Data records
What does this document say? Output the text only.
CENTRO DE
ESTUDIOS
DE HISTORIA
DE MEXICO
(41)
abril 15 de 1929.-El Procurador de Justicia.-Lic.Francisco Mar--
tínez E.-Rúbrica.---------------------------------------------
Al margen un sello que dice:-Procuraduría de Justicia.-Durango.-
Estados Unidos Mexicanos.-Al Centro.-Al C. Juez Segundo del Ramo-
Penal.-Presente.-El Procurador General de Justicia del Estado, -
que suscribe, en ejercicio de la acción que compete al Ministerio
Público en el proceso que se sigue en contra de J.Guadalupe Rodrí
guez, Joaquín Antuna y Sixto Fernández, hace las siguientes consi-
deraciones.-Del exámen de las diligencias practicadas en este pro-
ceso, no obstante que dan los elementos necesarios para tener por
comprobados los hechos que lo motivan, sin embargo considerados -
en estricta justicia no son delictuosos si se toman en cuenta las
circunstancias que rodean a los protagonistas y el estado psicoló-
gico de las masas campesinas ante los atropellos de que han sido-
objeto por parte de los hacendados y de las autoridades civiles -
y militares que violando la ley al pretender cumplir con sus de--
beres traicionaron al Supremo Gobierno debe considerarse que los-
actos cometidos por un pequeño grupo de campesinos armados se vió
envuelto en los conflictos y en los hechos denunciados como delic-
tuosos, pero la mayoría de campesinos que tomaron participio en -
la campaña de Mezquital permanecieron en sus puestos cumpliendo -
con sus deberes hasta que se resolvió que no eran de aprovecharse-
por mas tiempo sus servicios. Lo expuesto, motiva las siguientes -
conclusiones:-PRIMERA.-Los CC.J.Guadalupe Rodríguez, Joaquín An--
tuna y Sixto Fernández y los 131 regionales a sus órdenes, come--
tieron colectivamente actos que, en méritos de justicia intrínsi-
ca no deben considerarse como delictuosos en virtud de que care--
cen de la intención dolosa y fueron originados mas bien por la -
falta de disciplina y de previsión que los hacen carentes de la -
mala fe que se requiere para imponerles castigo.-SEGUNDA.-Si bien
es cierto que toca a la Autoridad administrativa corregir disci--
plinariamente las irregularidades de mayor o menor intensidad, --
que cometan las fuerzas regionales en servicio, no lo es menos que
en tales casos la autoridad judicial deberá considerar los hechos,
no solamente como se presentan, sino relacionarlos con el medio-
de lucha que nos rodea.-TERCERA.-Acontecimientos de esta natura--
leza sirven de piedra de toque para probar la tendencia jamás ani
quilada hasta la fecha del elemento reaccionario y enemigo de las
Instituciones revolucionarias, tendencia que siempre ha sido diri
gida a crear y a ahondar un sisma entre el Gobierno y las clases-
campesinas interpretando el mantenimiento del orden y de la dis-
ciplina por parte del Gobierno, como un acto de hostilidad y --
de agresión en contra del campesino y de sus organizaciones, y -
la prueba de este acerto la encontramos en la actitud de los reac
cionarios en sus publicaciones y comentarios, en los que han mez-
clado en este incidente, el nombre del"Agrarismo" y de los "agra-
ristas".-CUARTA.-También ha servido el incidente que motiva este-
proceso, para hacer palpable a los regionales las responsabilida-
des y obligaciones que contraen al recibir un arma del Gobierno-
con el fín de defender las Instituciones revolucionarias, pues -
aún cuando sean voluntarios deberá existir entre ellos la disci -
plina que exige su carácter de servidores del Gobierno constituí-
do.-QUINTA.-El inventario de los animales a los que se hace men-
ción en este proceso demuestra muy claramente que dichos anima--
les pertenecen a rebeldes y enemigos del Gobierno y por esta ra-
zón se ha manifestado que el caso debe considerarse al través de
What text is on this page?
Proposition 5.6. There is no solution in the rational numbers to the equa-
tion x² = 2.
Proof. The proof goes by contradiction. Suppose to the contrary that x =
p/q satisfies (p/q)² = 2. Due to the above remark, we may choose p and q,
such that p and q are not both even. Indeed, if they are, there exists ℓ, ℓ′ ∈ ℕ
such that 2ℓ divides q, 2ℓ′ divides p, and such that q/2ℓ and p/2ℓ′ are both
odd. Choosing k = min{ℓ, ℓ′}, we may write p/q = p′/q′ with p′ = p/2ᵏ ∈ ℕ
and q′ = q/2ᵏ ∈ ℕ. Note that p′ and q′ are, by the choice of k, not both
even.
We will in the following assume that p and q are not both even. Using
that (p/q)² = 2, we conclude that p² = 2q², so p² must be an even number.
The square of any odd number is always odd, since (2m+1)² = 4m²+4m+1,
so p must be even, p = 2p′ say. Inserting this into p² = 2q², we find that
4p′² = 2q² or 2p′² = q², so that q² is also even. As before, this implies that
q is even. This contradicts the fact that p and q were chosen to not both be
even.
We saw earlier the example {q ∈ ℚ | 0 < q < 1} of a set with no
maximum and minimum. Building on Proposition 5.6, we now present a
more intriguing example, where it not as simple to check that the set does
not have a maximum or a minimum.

▶ [Directive]
Extract each line holding the word "minimum" from the records.

▶ [Response below]
maximum and minimum. Building on Proposition 5.6, we now present a
not have a maximum or a minimum.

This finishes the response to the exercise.